- _Goal_
Reproduce the data below line by line without any alteration, leaving out the pictures.

- _Given records_
# # # # #
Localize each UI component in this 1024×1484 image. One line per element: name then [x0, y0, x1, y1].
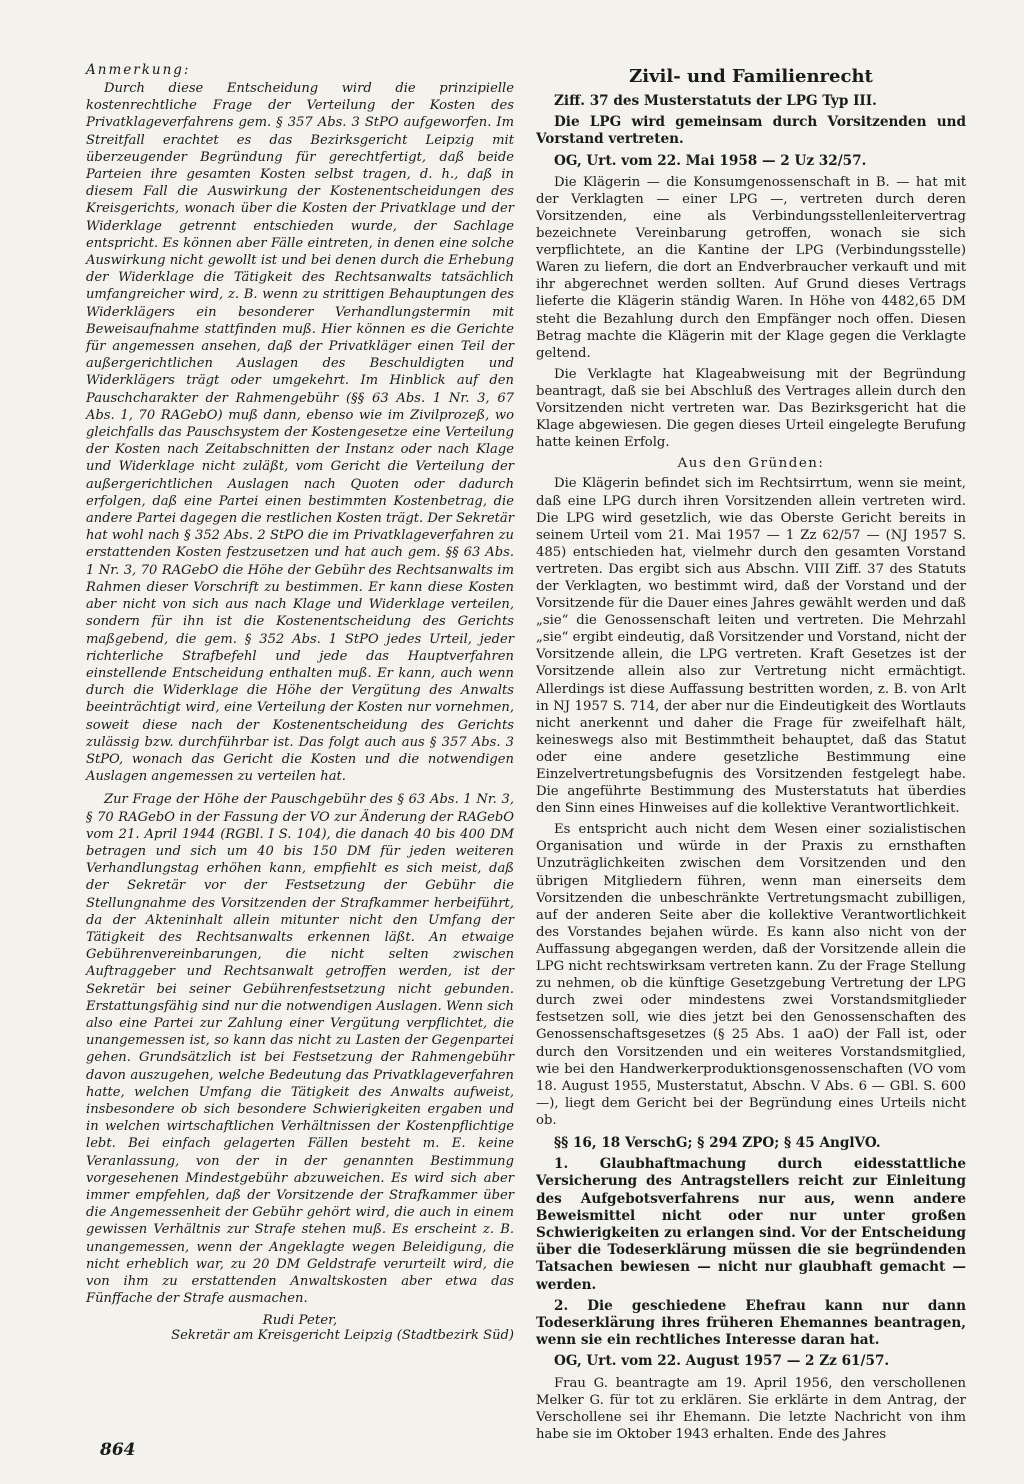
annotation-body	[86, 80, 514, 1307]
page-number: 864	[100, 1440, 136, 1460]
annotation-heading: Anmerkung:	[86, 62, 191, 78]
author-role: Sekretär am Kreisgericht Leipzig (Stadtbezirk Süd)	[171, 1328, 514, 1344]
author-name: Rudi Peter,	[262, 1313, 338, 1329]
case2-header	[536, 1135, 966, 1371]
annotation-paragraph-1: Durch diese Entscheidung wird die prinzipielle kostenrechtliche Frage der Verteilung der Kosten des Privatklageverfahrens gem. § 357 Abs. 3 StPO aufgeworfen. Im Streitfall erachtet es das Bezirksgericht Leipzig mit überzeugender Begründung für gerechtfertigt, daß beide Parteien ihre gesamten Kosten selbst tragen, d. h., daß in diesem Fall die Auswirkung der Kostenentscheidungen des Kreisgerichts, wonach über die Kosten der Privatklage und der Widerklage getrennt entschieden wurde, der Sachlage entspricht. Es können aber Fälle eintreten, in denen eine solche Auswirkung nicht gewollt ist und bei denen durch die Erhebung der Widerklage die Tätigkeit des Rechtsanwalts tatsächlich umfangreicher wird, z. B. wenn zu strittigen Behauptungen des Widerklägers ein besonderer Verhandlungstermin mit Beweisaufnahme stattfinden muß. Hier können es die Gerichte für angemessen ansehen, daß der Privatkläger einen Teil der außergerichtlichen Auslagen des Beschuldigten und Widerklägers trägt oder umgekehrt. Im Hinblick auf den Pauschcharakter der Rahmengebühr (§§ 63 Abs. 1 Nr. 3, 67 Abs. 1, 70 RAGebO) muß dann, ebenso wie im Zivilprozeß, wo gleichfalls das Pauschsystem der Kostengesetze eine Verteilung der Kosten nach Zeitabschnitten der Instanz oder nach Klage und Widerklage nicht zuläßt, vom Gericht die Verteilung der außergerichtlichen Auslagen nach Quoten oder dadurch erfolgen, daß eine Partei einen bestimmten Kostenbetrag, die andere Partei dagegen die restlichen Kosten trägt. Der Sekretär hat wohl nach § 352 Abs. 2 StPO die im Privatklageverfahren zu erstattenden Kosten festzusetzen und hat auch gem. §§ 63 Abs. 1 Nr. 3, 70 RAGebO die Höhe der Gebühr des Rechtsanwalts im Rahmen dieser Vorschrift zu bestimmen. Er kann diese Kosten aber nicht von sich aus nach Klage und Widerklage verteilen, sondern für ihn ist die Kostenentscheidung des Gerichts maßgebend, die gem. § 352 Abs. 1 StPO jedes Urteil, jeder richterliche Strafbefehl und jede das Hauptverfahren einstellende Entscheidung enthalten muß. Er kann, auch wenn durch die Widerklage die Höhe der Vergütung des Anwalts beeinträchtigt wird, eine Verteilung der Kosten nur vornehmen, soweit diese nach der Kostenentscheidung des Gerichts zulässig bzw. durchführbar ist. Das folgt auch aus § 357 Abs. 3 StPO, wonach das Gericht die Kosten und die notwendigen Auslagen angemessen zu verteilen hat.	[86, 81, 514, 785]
# # # # #
- _Reply_
Localize each UI component in this 1024×1484 image. One line per element: name then [x0, y0, x1, y1].
annotation-body	[86, 80, 514, 1307]
page-number: 864	[100, 1440, 136, 1460]
annotation-heading: Anmerkung:	[86, 62, 191, 78]
author-role: Sekretär am Kreisgericht Leipzig (Stadtbezirk Süd)	[171, 1328, 514, 1344]
author-name: Rudi Peter,	[262, 1313, 338, 1329]
case2-header	[536, 1135, 966, 1371]
annotation-paragraph-1: Durch diese Entscheidung wird die prinzipielle kostenrechtliche Frage der Verteilung der Kosten des Privatklageverfahrens gem. § 357 Abs. 3 StPO aufgeworfen. Im Streitfall erachtet es das Bezirksgericht Leipzig mit überzeugender Begründung für gerechtfertigt, daß beide Parteien ihre gesamten Kosten selbst tragen, d. h., daß in diesem Fall die Auswirkung der Kostenentscheidungen des Kreisgerichts, wonach über die Kosten der Privatklage und der Widerklage getrennt entschieden wurde, der Sachlage entspricht. Es können aber Fälle eintreten, in denen eine solche Auswirkung nicht gewollt ist und bei denen durch die Erhebung der Widerklage die Tätigkeit des Rechtsanwalts tatsächlich umfangreicher wird, z. B. wenn zu strittigen Behauptungen des Widerklägers ein besonderer Verhandlungstermin mit Beweisaufnahme stattfinden muß. Hier können es die Gerichte für angemessen ansehen, daß der Privatkläger einen Teil der außergerichtlichen Auslagen des Beschuldigten und Widerklägers trägt oder umgekehrt. Im Hinblick auf den Pauschcharakter der Rahmengebühr (§§ 63 Abs. 1 Nr. 3, 67 Abs. 1, 70 RAGebO) muß dann, ebenso wie im Zivilprozeß, wo gleichfalls das Pauschsystem der Kostengesetze eine Verteilung der Kosten nach Zeitabschnitten der Instanz oder nach Klage und Widerklage nicht zuläßt, vom Gericht die Verteilung der außergerichtlichen Auslagen nach Quoten oder dadurch erfolgen, daß eine Partei einen bestimmten Kostenbetrag, die andere Partei dagegen die restlichen Kosten trägt. Der Sekretär hat wohl nach § 352 Abs. 2 StPO die im Privatklageverfahren zu erstattenden Kosten festzusetzen und hat auch gem. §§ 63 Abs. 1 Nr. 3, 70 RAGebO die Höhe der Gebühr des Rechtsanwalts im Rahmen dieser Vorschrift zu bestimmen. Er kann diese Kosten aber nicht von sich aus nach Klage und Widerklage verteilen, sondern für ihn ist die Kostenentscheidung des Gerichts maßgebend, die gem. § 352 Abs. 1 StPO jedes Urteil, jeder richterliche Strafbefehl und jede das Hauptverfahren einstellende Entscheidung enthalten muß. Er kann, auch wenn durch die Widerklage die Höhe der Vergütung des Anwalts beeinträchtigt wird, eine Verteilung der Kosten nur vornehmen, soweit diese nach der Kostenentscheidung des Gerichts zulässig bzw. durchführbar ist. Das folgt auch aus § 357 Abs. 3 StPO, wonach das Gericht die Kosten und die notwendigen Auslagen angemessen zu verteilen hat.	[86, 81, 514, 785]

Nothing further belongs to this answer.